(begin)
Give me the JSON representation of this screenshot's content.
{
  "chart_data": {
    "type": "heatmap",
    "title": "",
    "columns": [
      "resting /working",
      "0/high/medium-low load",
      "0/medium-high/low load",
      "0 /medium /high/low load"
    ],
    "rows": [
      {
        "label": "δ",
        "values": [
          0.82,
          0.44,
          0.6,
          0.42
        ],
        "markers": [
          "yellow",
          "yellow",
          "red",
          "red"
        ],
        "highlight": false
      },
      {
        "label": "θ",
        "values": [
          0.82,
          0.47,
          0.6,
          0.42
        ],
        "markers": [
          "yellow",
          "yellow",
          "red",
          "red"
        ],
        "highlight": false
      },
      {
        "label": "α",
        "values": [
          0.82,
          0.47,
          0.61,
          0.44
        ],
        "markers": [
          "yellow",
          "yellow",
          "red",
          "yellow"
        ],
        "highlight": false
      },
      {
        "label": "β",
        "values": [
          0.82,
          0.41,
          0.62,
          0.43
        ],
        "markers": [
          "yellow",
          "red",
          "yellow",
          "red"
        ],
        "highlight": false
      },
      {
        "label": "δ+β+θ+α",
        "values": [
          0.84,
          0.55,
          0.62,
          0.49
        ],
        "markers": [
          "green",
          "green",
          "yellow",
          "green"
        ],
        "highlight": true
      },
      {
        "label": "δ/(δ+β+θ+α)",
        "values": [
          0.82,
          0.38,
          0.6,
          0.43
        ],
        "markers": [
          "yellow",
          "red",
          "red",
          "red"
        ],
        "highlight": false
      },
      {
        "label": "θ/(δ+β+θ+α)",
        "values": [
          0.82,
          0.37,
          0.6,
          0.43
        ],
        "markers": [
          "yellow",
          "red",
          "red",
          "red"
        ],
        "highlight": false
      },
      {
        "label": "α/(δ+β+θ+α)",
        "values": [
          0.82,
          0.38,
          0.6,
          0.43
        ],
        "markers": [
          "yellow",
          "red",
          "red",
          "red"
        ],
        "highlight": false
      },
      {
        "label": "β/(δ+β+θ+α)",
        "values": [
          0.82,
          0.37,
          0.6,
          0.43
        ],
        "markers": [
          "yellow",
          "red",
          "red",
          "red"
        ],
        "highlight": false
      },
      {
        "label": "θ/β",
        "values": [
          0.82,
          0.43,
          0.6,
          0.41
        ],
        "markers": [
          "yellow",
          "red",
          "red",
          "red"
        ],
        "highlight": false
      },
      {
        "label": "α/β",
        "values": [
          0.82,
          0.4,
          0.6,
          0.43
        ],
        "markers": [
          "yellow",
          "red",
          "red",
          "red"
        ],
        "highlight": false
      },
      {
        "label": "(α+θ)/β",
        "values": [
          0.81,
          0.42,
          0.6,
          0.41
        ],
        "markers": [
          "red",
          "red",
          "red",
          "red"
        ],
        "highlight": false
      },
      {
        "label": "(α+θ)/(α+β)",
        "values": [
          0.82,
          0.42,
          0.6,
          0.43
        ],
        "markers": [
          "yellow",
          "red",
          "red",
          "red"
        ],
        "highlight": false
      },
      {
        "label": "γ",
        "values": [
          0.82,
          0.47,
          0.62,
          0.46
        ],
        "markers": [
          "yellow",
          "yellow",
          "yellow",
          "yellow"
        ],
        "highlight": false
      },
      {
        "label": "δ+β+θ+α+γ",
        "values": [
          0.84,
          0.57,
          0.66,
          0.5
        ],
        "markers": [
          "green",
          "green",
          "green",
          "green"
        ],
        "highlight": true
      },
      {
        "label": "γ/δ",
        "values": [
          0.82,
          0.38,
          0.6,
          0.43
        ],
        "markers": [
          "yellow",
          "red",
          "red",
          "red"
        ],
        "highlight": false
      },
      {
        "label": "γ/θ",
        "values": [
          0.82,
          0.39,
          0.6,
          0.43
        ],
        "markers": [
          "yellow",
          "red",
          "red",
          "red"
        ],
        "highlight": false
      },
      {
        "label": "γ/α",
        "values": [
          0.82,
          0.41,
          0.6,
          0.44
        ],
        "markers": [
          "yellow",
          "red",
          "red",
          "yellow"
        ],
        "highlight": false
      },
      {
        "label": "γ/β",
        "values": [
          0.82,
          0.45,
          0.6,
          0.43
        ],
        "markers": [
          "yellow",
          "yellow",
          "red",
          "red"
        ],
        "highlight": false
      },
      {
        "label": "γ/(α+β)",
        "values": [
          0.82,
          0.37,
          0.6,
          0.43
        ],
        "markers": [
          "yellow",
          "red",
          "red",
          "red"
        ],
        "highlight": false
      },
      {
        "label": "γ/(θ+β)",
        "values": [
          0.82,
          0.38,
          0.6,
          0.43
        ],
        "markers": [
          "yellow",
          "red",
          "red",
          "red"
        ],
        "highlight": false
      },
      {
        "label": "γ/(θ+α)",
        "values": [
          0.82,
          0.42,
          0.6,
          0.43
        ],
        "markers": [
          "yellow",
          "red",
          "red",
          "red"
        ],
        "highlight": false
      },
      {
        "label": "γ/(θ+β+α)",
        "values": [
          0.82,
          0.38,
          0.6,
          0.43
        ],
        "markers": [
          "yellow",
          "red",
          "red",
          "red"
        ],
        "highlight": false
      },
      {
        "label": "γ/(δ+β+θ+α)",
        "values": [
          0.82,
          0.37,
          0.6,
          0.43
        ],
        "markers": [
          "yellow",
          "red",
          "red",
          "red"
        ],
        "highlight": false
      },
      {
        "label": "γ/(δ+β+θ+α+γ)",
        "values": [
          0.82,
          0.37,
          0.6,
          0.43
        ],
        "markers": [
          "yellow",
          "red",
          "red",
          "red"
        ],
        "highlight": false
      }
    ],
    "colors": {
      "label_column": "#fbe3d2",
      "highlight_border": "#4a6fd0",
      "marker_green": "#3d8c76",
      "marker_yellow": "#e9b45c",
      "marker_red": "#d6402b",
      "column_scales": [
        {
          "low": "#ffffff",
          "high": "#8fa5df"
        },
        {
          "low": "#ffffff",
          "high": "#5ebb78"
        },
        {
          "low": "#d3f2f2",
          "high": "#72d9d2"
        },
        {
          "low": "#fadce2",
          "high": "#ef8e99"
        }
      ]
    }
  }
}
(end)
◆ TASK INSTRUCTIONS
Using the data above, repeat every line exactly.

◆ ANSWER TO THIS PROBLEM
Give me the JSON representation of this screenshot's content.
{
  "chart_data": {
    "type": "heatmap",
    "title": "",
    "columns": [
      "resting /working",
      "0/high/medium-low load",
      "0/medium-high/low load",
      "0 /medium /high/low load"
    ],
    "rows": [
      {
        "label": "δ",
        "values": [
          0.82,
          0.44,
          0.6,
          0.42
        ],
        "markers": [
          "yellow",
          "yellow",
          "red",
          "red"
        ],
        "highlight": false
      },
      {
        "label": "θ",
        "values": [
          0.82,
          0.47,
          0.6,
          0.42
        ],
        "markers": [
          "yellow",
          "yellow",
          "red",
          "red"
        ],
        "highlight": false
      },
      {
        "label": "α",
        "values": [
          0.82,
          0.47,
          0.61,
          0.44
        ],
        "markers": [
          "yellow",
          "yellow",
          "red",
          "yellow"
        ],
        "highlight": false
      },
      {
        "label": "β",
        "values": [
          0.82,
          0.41,
          0.62,
          0.43
        ],
        "markers": [
          "yellow",
          "red",
          "yellow",
          "red"
        ],
        "highlight": false
      },
      {
        "label": "δ+β+θ+α",
        "values": [
          0.84,
          0.55,
          0.62,
          0.49
        ],
        "markers": [
          "green",
          "green",
          "yellow",
          "green"
        ],
        "highlight": true
      },
      {
        "label": "δ/(δ+β+θ+α)",
        "values": [
          0.82,
          0.38,
          0.6,
          0.43
        ],
        "markers": [
          "yellow",
          "red",
          "red",
          "red"
        ],
        "highlight": false
      },
      {
        "label": "θ/(δ+β+θ+α)",
        "values": [
          0.82,
          0.37,
          0.6,
          0.43
        ],
        "markers": [
          "yellow",
          "red",
          "red",
          "red"
        ],
        "highlight": false
      },
      {
        "label": "α/(δ+β+θ+α)",
        "values": [
          0.82,
          0.38,
          0.6,
          0.43
        ],
        "markers": [
          "yellow",
          "red",
          "red",
          "red"
        ],
        "highlight": false
      },
      {
        "label": "β/(δ+β+θ+α)",
        "values": [
          0.82,
          0.37,
          0.6,
          0.43
        ],
        "markers": [
          "yellow",
          "red",
          "red",
          "red"
        ],
        "highlight": false
      },
      {
        "label": "θ/β",
        "values": [
          0.82,
          0.43,
          0.6,
          0.41
        ],
        "markers": [
          "yellow",
          "red",
          "red",
          "red"
        ],
        "highlight": false
      },
      {
        "label": "α/β",
        "values": [
          0.82,
          0.4,
          0.6,
          0.43
        ],
        "markers": [
          "yellow",
          "red",
          "red",
          "red"
        ],
        "highlight": false
      },
      {
        "label": "(α+θ)/β",
        "values": [
          0.81,
          0.42,
          0.6,
          0.41
        ],
        "markers": [
          "red",
          "red",
          "red",
          "red"
        ],
        "highlight": false
      },
      {
        "label": "(α+θ)/(α+β)",
        "values": [
          0.82,
          0.42,
          0.6,
          0.43
        ],
        "markers": [
          "yellow",
          "red",
          "red",
          "red"
        ],
        "highlight": false
      },
      {
        "label": "γ",
        "values": [
          0.82,
          0.47,
          0.62,
          0.46
        ],
        "markers": [
          "yellow",
          "yellow",
          "yellow",
          "yellow"
        ],
        "highlight": false
      },
      {
        "label": "δ+β+θ+α+γ",
        "values": [
          0.84,
          0.57,
          0.66,
          0.5
        ],
        "markers": [
          "green",
          "green",
          "green",
          "green"
        ],
        "highlight": true
      },
      {
        "label": "γ/δ",
        "values": [
          0.82,
          0.38,
          0.6,
          0.43
        ],
        "markers": [
          "yellow",
          "red",
          "red",
          "red"
        ],
        "highlight": false
      },
      {
        "label": "γ/θ",
        "values": [
          0.82,
          0.39,
          0.6,
          0.43
        ],
        "markers": [
          "yellow",
          "red",
          "red",
          "red"
        ],
        "highlight": false
      },
      {
        "label": "γ/α",
        "values": [
          0.82,
          0.41,
          0.6,
          0.44
        ],
        "markers": [
          "yellow",
          "red",
          "red",
          "yellow"
        ],
        "highlight": false
      },
      {
        "label": "γ/β",
        "values": [
          0.82,
          0.45,
          0.6,
          0.43
        ],
        "markers": [
          "yellow",
          "yellow",
          "red",
          "red"
        ],
        "highlight": false
      },
      {
        "label": "γ/(α+β)",
        "values": [
          0.82,
          0.37,
          0.6,
          0.43
        ],
        "markers": [
          "yellow",
          "red",
          "red",
          "red"
        ],
        "highlight": false
      },
      {
        "label": "γ/(θ+β)",
        "values": [
          0.82,
          0.38,
          0.6,
          0.43
        ],
        "markers": [
          "yellow",
          "red",
          "red",
          "red"
        ],
        "highlight": false
      },
      {
        "label": "γ/(θ+α)",
        "values": [
          0.82,
          0.42,
          0.6,
          0.43
        ],
        "markers": [
          "yellow",
          "red",
          "red",
          "red"
        ],
        "highlight": false
      },
      {
        "label": "γ/(θ+β+α)",
        "values": [
          0.82,
          0.38,
          0.6,
          0.43
        ],
        "markers": [
          "yellow",
          "red",
          "red",
          "red"
        ],
        "highlight": false
      },
      {
        "label": "γ/(δ+β+θ+α)",
        "values": [
          0.82,
          0.37,
          0.6,
          0.43
        ],
        "markers": [
          "yellow",
          "red",
          "red",
          "red"
        ],
        "highlight": false
      },
      {
        "label": "γ/(δ+β+θ+α+γ)",
        "values": [
          0.82,
          0.37,
          0.6,
          0.43
        ],
        "markers": [
          "yellow",
          "red",
          "red",
          "red"
        ],
        "highlight": false
      }
    ],
    "colors": {
      "label_column": "#fbe3d2",
      "highlight_border": "#4a6fd0",
      "marker_green": "#3d8c76",
      "marker_yellow": "#e9b45c",
      "marker_red": "#d6402b",
      "column_scales": [
        {
          "low": "#ffffff",
          "high": "#8fa5df"
        },
        {
          "low": "#ffffff",
          "high": "#5ebb78"
        },
        {
          "low": "#d3f2f2",
          "high": "#72d9d2"
        },
        {
          "low": "#fadce2",
          "high": "#ef8e99"
        }
      ]
    }
  }
}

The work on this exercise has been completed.